▶ _WHAT YOU NEED TO DO_
Output the material below in its entirety, exactly as given.

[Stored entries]
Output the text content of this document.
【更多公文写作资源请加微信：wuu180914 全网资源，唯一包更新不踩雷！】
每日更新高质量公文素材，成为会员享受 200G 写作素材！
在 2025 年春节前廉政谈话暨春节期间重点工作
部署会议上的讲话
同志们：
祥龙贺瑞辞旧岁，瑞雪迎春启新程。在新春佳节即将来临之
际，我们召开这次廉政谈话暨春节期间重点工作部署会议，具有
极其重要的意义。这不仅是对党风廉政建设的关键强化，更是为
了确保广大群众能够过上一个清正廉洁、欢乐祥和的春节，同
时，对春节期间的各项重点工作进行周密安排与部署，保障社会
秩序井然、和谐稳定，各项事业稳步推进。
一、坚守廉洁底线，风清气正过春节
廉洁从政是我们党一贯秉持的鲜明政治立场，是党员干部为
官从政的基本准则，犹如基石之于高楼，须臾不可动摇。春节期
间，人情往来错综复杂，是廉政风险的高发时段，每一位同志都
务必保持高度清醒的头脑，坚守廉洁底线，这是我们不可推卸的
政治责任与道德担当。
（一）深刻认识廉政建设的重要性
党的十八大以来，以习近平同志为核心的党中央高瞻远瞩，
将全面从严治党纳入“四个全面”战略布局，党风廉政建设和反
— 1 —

▶ _RESULT OF THIS EXERCISE_
Output the text content of this document.
【更多公文写作资源请加微信：wuu180914 全网资源，唯一包更新不踩雷！】
每日更新高质量公文素材，成为会员享受 200G 写作素材！
在 2025 年春节前廉政谈话暨春节期间重点工作
部署会议上的讲话
同志们：
祥龙贺瑞辞旧岁，瑞雪迎春启新程。在新春佳节即将来临之
际，我们召开这次廉政谈话暨春节期间重点工作部署会议，具有
极其重要的意义。这不仅是对党风廉政建设的关键强化，更是为
了确保广大群众能够过上一个清正廉洁、欢乐祥和的春节，同
时，对春节期间的各项重点工作进行周密安排与部署，保障社会
秩序井然、和谐稳定，各项事业稳步推进。
一、坚守廉洁底线，风清气正过春节
廉洁从政是我们党一贯秉持的鲜明政治立场，是党员干部为
官从政的基本准则，犹如基石之于高楼，须臾不可动摇。春节期
间，人情往来错综复杂，是廉政风险的高发时段，每一位同志都
务必保持高度清醒的头脑，坚守廉洁底线，这是我们不可推卸的
政治责任与道德担当。
（一）深刻认识廉政建设的重要性
党的十八大以来，以习近平同志为核心的党中央高瞻远瞩，
将全面从严治党纳入“四个全面”战略布局，党风廉政建设和反
— 1 —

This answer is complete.